- DATA FOR THIS TASK -
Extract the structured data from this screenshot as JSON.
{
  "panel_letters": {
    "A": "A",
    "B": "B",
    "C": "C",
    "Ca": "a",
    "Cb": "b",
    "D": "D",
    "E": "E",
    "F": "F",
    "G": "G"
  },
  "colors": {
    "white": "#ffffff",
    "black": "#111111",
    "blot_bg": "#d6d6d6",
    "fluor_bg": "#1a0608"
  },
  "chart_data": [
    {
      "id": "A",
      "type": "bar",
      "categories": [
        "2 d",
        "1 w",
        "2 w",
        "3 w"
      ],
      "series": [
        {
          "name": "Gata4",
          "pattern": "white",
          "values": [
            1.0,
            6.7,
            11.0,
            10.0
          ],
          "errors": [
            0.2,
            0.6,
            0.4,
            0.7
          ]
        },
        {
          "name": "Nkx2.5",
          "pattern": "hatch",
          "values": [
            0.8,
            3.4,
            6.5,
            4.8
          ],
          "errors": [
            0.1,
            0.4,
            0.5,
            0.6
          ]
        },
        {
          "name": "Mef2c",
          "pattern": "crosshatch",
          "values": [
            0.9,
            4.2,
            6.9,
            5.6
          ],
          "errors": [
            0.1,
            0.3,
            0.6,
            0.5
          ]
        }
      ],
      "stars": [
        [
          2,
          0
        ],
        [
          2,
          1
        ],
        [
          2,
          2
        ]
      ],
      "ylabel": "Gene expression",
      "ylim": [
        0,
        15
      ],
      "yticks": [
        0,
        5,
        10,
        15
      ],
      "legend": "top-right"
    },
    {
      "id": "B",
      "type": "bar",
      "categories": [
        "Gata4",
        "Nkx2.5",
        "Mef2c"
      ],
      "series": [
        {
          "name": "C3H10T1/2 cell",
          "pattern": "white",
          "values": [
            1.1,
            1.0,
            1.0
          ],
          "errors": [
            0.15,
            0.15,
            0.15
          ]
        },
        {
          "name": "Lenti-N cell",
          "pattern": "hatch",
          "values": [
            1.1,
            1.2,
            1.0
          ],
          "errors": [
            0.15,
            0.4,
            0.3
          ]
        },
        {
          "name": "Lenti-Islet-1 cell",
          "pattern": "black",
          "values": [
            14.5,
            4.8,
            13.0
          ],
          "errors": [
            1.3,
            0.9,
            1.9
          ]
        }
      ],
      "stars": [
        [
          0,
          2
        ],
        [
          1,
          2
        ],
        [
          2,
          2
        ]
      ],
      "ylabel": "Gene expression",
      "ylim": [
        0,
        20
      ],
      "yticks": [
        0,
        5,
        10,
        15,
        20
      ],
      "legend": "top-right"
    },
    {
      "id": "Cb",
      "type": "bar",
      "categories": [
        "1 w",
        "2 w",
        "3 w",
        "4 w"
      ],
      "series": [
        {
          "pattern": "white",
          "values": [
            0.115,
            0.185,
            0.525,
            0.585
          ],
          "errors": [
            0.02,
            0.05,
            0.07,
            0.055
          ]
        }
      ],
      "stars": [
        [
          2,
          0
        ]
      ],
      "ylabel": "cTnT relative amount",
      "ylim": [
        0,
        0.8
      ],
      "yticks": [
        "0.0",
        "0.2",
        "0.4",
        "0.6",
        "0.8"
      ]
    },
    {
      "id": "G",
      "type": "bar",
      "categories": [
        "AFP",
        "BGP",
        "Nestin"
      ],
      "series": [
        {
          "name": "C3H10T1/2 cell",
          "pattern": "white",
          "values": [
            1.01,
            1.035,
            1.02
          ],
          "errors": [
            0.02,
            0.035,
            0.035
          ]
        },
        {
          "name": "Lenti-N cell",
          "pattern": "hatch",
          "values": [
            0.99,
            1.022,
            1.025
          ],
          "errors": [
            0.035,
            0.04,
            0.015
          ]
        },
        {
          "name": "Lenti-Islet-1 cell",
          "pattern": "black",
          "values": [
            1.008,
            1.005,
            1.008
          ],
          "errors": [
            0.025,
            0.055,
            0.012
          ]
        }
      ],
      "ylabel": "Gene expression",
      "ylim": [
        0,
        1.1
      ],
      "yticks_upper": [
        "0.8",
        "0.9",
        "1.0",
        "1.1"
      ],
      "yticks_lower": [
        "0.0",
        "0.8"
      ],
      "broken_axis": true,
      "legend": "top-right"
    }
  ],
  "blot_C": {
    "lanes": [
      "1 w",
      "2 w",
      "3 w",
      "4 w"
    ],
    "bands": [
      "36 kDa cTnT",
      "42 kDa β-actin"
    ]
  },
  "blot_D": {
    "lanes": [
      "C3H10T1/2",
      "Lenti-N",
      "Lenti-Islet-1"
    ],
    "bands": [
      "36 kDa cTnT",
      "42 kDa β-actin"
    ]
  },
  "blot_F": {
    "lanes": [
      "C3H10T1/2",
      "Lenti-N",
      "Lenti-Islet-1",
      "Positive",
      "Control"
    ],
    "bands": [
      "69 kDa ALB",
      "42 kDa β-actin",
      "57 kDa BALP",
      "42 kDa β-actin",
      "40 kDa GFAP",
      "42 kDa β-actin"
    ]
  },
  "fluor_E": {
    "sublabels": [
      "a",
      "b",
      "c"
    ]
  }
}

- TASK REQUIREMENTS -
Retype every entry word for word.

- RESPONSE TO THIS TASK -
Extract the structured data from this screenshot as JSON.
{
  "panel_letters": {
    "A": "A",
    "B": "B",
    "C": "C",
    "Ca": "a",
    "Cb": "b",
    "D": "D",
    "E": "E",
    "F": "F",
    "G": "G"
  },
  "colors": {
    "white": "#ffffff",
    "black": "#111111",
    "blot_bg": "#d6d6d6",
    "fluor_bg": "#1a0608"
  },
  "chart_data": [
    {
      "id": "A",
      "type": "bar",
      "categories": [
        "2 d",
        "1 w",
        "2 w",
        "3 w"
      ],
      "series": [
        {
          "name": "Gata4",
          "pattern": "white",
          "values": [
            1.0,
            6.7,
            11.0,
            10.0
          ],
          "errors": [
            0.2,
            0.6,
            0.4,
            0.7
          ]
        },
        {
          "name": "Nkx2.5",
          "pattern": "hatch",
          "values": [
            0.8,
            3.4,
            6.5,
            4.8
          ],
          "errors": [
            0.1,
            0.4,
            0.5,
            0.6
          ]
        },
        {
          "name": "Mef2c",
          "pattern": "crosshatch",
          "values": [
            0.9,
            4.2,
            6.9,
            5.6
          ],
          "errors": [
            0.1,
            0.3,
            0.6,
            0.5
          ]
        }
      ],
      "stars": [
        [
          2,
          0
        ],
        [
          2,
          1
        ],
        [
          2,
          2
        ]
      ],
      "ylabel": "Gene expression",
      "ylim": [
        0,
        15
      ],
      "yticks": [
        0,
        5,
        10,
        15
      ],
      "legend": "top-right"
    },
    {
      "id": "B",
      "type": "bar",
      "categories": [
        "Gata4",
        "Nkx2.5",
        "Mef2c"
      ],
      "series": [
        {
          "name": "C3H10T1/2 cell",
          "pattern": "white",
          "values": [
            1.1,
            1.0,
            1.0
          ],
          "errors": [
            0.15,
            0.15,
            0.15
          ]
        },
        {
          "name": "Lenti-N cell",
          "pattern": "hatch",
          "values": [
            1.1,
            1.2,
            1.0
          ],
          "errors": [
            0.15,
            0.4,
            0.3
          ]
        },
        {
          "name": "Lenti-Islet-1 cell",
          "pattern": "black",
          "values": [
            14.5,
            4.8,
            13.0
          ],
          "errors": [
            1.3,
            0.9,
            1.9
          ]
        }
      ],
      "stars": [
        [
          0,
          2
        ],
        [
          1,
          2
        ],
        [
          2,
          2
        ]
      ],
      "ylabel": "Gene expression",
      "ylim": [
        0,
        20
      ],
      "yticks": [
        0,
        5,
        10,
        15,
        20
      ],
      "legend": "top-right"
    },
    {
      "id": "Cb",
      "type": "bar",
      "categories": [
        "1 w",
        "2 w",
        "3 w",
        "4 w"
      ],
      "series": [
        {
          "pattern": "white",
          "values": [
            0.115,
            0.185,
            0.525,
            0.585
          ],
          "errors": [
            0.02,
            0.05,
            0.07,
            0.055
          ]
        }
      ],
      "stars": [
        [
          2,
          0
        ]
      ],
      "ylabel": "cTnT relative amount",
      "ylim": [
        0,
        0.8
      ],
      "yticks": [
        "0.0",
        "0.2",
        "0.4",
        "0.6",
        "0.8"
      ]
    },
    {
      "id": "G",
      "type": "bar",
      "categories": [
        "AFP",
        "BGP",
        "Nestin"
      ],
      "series": [
        {
          "name": "C3H10T1/2 cell",
          "pattern": "white",
          "values": [
            1.01,
            1.035,
            1.02
          ],
          "errors": [
            0.02,
            0.035,
            0.035
          ]
        },
        {
          "name": "Lenti-N cell",
          "pattern": "hatch",
          "values": [
            0.99,
            1.022,
            1.025
          ],
          "errors": [
            0.035,
            0.04,
            0.015
          ]
        },
        {
          "name": "Lenti-Islet-1 cell",
          "pattern": "black",
          "values": [
            1.008,
            1.005,
            1.008
          ],
          "errors": [
            0.025,
            0.055,
            0.012
          ]
        }
      ],
      "ylabel": "Gene expression",
      "ylim": [
        0,
        1.1
      ],
      "yticks_upper": [
        "0.8",
        "0.9",
        "1.0",
        "1.1"
      ],
      "yticks_lower": [
        "0.0",
        "0.8"
      ],
      "broken_axis": true,
      "legend": "top-right"
    }
  ],
  "blot_C": {
    "lanes": [
      "1 w",
      "2 w",
      "3 w",
      "4 w"
    ],
    "bands": [
      "36 kDa cTnT",
      "42 kDa β-actin"
    ]
  },
  "blot_D": {
    "lanes": [
      "C3H10T1/2",
      "Lenti-N",
      "Lenti-Islet-1"
    ],
    "bands": [
      "36 kDa cTnT",
      "42 kDa β-actin"
    ]
  },
  "blot_F": {
    "lanes": [
      "C3H10T1/2",
      "Lenti-N",
      "Lenti-Islet-1",
      "Positive",
      "Control"
    ],
    "bands": [
      "69 kDa ALB",
      "42 kDa β-actin",
      "57 kDa BALP",
      "42 kDa β-actin",
      "40 kDa GFAP",
      "42 kDa β-actin"
    ]
  },
  "fluor_E": {
    "sublabels": [
      "a",
      "b",
      "c"
    ]
  }
}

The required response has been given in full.